>> begin ENTRIES

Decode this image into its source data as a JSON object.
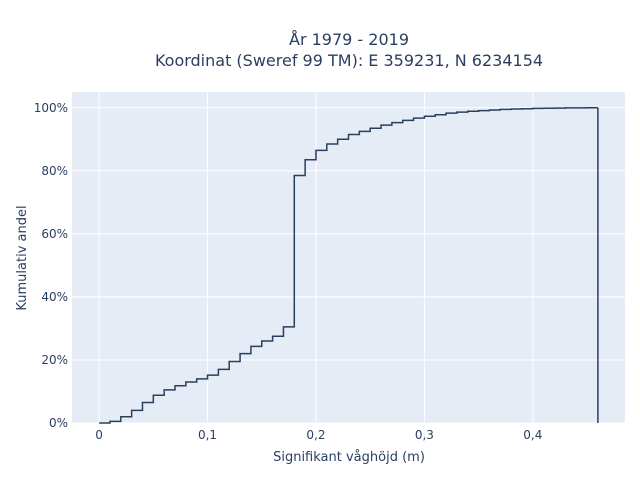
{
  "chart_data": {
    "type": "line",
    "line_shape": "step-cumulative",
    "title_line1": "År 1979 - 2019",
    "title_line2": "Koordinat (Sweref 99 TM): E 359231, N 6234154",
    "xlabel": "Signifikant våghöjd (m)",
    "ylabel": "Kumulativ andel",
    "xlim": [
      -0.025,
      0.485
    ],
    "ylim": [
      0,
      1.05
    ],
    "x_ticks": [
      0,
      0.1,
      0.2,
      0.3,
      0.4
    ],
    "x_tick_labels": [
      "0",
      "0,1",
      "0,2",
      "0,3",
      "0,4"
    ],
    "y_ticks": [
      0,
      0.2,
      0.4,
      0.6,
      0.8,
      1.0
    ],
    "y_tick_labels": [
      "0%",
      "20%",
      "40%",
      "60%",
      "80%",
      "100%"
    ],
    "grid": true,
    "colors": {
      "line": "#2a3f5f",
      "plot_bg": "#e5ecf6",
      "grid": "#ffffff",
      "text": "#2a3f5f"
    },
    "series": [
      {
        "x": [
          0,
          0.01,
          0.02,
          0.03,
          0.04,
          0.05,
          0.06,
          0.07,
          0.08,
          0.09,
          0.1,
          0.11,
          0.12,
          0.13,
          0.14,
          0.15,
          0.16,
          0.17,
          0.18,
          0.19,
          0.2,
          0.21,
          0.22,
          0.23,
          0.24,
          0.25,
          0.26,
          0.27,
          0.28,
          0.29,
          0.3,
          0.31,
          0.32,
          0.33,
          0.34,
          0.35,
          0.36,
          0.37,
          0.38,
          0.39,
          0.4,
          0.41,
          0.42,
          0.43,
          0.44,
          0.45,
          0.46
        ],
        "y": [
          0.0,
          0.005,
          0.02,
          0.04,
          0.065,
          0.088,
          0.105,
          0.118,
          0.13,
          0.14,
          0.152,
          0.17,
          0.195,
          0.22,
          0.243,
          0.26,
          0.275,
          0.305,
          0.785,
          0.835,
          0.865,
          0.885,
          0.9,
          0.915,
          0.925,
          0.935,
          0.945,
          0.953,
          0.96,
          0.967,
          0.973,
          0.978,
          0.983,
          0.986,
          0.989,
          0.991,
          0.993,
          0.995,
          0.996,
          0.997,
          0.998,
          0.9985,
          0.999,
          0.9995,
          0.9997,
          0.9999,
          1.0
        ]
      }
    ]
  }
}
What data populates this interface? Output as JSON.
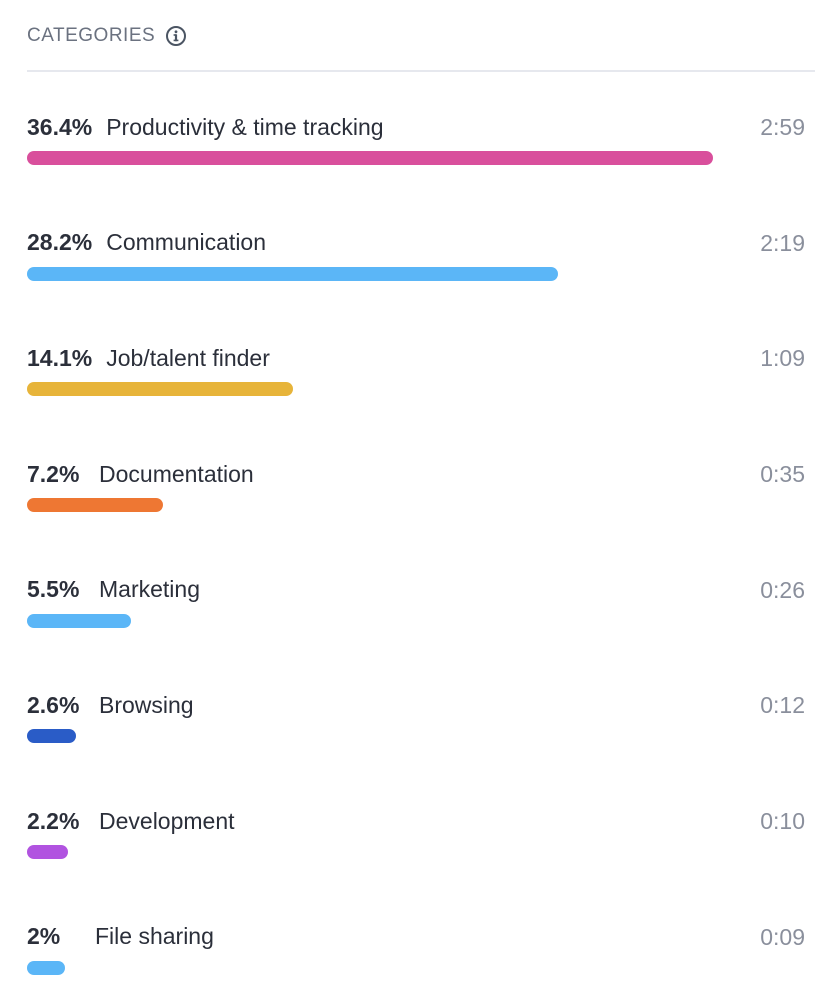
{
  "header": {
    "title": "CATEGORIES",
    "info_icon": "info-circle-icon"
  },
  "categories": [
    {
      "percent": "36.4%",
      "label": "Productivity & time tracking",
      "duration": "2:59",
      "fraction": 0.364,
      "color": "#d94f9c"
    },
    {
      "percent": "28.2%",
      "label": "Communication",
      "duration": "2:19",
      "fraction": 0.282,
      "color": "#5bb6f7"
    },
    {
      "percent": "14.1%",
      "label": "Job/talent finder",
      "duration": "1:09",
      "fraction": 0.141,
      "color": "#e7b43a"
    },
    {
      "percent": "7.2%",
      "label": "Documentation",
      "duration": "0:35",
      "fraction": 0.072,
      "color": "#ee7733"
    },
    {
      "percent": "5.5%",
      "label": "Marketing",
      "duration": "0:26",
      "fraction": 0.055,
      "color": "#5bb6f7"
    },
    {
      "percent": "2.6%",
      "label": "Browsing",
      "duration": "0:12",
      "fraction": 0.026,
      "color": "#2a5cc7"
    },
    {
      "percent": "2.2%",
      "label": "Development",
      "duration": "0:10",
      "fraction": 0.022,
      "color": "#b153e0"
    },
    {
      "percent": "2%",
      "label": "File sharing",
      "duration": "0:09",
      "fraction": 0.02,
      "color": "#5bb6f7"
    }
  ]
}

>> end ENTRIES
>> begin ENTRIES

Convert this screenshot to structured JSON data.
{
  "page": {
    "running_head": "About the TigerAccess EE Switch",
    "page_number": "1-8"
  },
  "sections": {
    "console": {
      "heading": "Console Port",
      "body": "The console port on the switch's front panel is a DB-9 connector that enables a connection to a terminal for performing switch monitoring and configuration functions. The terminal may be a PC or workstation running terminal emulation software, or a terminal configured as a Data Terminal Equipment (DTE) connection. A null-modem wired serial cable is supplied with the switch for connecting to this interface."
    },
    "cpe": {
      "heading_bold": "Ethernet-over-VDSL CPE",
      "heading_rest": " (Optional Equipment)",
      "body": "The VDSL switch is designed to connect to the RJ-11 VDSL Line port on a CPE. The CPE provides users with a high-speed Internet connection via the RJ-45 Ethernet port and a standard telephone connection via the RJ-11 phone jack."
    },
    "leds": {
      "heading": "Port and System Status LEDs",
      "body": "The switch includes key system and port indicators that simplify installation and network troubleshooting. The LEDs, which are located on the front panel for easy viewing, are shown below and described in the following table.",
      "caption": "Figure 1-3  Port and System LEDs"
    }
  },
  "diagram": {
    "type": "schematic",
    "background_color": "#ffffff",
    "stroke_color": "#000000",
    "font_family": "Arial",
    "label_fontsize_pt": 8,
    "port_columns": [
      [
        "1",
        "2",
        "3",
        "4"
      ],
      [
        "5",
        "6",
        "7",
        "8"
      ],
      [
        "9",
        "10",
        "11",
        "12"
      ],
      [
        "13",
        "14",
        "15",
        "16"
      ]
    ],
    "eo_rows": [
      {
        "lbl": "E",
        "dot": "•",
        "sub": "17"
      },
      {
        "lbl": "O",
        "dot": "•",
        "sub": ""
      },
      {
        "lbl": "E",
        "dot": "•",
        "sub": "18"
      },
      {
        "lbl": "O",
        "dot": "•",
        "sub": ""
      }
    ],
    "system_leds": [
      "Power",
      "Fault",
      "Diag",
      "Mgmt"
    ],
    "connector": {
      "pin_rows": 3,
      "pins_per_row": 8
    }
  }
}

>> end ENTRIES

WHAT IS NEEDED
Using the material above, copy every line in which the string "Ethernet" occurs.

TASK RESPONSE
      "heading_bold": "Ethernet-over-VDSL CPE",
      "body": "The VDSL switch is designed to connect to the RJ-11 VDSL Line port on a CPE. The CPE provides users with a high-speed Internet connection via the RJ-45 Ethernet port and a standard telephone connection via the RJ-11 phone jack."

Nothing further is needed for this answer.